::: SUPPLIED INFORMATION
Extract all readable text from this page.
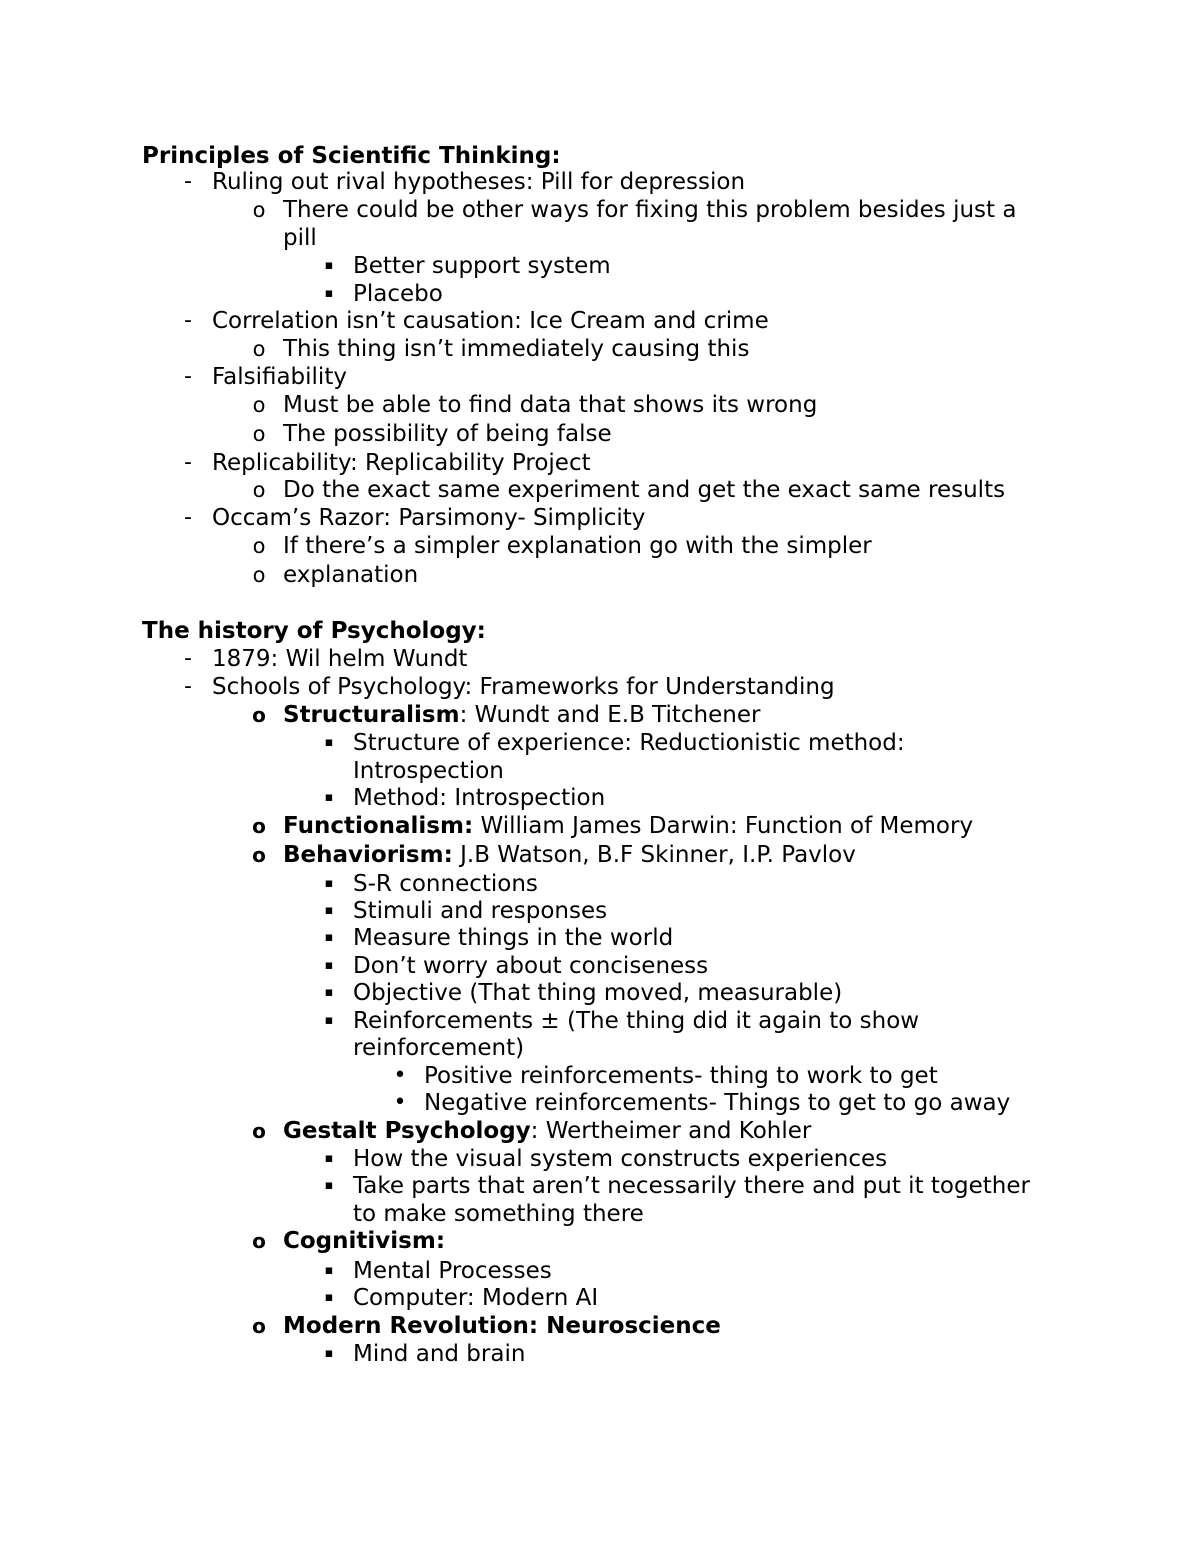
Principles of Scientific Thinking:
- Ruling out rival hypotheses: Pill for depression
o There could be other ways for fixing this problem besides just a
pill
▪ Better support system
▪ Placebo
- Correlation isn’t causation: Ice Cream and crime
o This thing isn’t immediately causing this
- Falsifiability
o Must be able to find data that shows its wrong
o The possibility of being false
- Replicability: Replicability Project
o Do the exact same experiment and get the exact same results
- Occam’s Razor: Parsimony- Simplicity
o If there’s a simpler explanation go with the simpler
o explanation
The history of Psychology:
- 1879: Wil helm Wundt
- Schools of Psychology: Frameworks for Understanding
o Structuralism: Wundt and E.B Titchener
▪ Structure of experience: Reductionistic method:
Introspection
▪ Method: Introspection
o Functionalism: William James Darwin: Function of Memory
o Behaviorism: J.B Watson, B.F Skinner, I.P. Pavlov
▪ S-R connections
▪ Stimuli and responses
▪ Measure things in the world
▪ Don’t worry about conciseness
▪ Objective (That thing moved, measurable)
▪ Reinforcements ± (The thing did it again to show
reinforcement)
• Positive reinforcements- thing to work to get
• Negative reinforcements- Things to get to go away
o Gestalt Psychology: Wertheimer and Kohler
▪ How the visual system constructs experiences
▪ Take parts that aren’t necessarily there and put it together
to make something there
o Cognitivism:
▪ Mental Processes
▪ Computer: Modern AI
o Modern Revolution: Neuroscience
▪ Mind and brain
::::::
▶ _WHAT IS EXPECTED_: Pull out each line of the listing that holds the string "system".

▶ _ANSWER TO THIS EXERCISE_:
▪ Better support system
▪ How the visual system constructs experiences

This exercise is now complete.